● **Work instructions**
Copy out every record below with complete accuracy.

========

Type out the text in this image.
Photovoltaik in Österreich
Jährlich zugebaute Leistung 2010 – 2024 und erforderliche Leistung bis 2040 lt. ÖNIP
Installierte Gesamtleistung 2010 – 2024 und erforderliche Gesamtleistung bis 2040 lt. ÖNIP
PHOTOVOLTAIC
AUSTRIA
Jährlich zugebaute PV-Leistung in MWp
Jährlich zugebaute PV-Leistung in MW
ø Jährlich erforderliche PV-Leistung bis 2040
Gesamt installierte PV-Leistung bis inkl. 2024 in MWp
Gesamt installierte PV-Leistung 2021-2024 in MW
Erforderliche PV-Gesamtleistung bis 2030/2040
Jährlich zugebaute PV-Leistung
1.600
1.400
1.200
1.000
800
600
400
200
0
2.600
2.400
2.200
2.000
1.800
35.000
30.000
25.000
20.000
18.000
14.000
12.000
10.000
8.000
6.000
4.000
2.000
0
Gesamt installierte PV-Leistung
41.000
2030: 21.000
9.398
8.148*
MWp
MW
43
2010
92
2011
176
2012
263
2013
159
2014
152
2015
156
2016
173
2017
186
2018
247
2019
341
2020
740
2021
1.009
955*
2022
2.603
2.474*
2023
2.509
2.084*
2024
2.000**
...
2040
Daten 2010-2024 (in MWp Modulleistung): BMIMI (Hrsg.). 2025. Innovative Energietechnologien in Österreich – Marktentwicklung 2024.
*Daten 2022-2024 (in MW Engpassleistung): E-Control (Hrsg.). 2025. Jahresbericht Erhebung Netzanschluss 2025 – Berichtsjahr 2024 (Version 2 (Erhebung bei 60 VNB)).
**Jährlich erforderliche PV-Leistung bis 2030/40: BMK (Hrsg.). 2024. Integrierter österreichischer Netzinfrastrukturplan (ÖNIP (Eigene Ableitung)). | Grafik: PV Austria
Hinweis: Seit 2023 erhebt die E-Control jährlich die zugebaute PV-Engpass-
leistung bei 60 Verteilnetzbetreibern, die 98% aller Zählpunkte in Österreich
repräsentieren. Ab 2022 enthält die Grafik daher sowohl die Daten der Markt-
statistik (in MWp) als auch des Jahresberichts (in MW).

========

● **Task result**
Type out the text in this image.
Photovoltaik in Österreich
Jährlich zugebaute Leistung 2010 – 2024 und erforderliche Leistung bis 2040 lt. ÖNIP
Installierte Gesamtleistung 2010 – 2024 und erforderliche Gesamtleistung bis 2040 lt. ÖNIP
PHOTOVOLTAIC
AUSTRIA
Jährlich zugebaute PV-Leistung in MWp
Jährlich zugebaute PV-Leistung in MW
ø Jährlich erforderliche PV-Leistung bis 2040
Gesamt installierte PV-Leistung bis inkl. 2024 in MWp
Gesamt installierte PV-Leistung 2021-2024 in MW
Erforderliche PV-Gesamtleistung bis 2030/2040
Jährlich zugebaute PV-Leistung
1.600
1.400
1.200
1.000
800
600
400
200
0
2.600
2.400
2.200
2.000
1.800
35.000
30.000
25.000
20.000
18.000
14.000
12.000
10.000
8.000
6.000
4.000
2.000
0
Gesamt installierte PV-Leistung
41.000
2030: 21.000
9.398
8.148*
MWp
MW
43
2010
92
2011
176
2012
263
2013
159
2014
152
2015
156
2016
173
2017
186
2018
247
2019
341
2020
740
2021
1.009
955*
2022
2.603
2.474*
2023
2.509
2.084*
2024
2.000**
...
2040
Daten 2010-2024 (in MWp Modulleistung): BMIMI (Hrsg.). 2025. Innovative Energietechnologien in Österreich – Marktentwicklung 2024.
*Daten 2022-2024 (in MW Engpassleistung): E-Control (Hrsg.). 2025. Jahresbericht Erhebung Netzanschluss 2025 – Berichtsjahr 2024 (Version 2 (Erhebung bei 60 VNB)).
**Jährlich erforderliche PV-Leistung bis 2030/40: BMK (Hrsg.). 2024. Integrierter österreichischer Netzinfrastrukturplan (ÖNIP (Eigene Ableitung)). | Grafik: PV Austria
Hinweis: Seit 2023 erhebt die E-Control jährlich die zugebaute PV-Engpass-
leistung bei 60 Verteilnetzbetreibern, die 98% aller Zählpunkte in Österreich
repräsentieren. Ab 2022 enthält die Grafik daher sowohl die Daten der Markt-
statistik (in MWp) als auch des Jahresberichts (in MW).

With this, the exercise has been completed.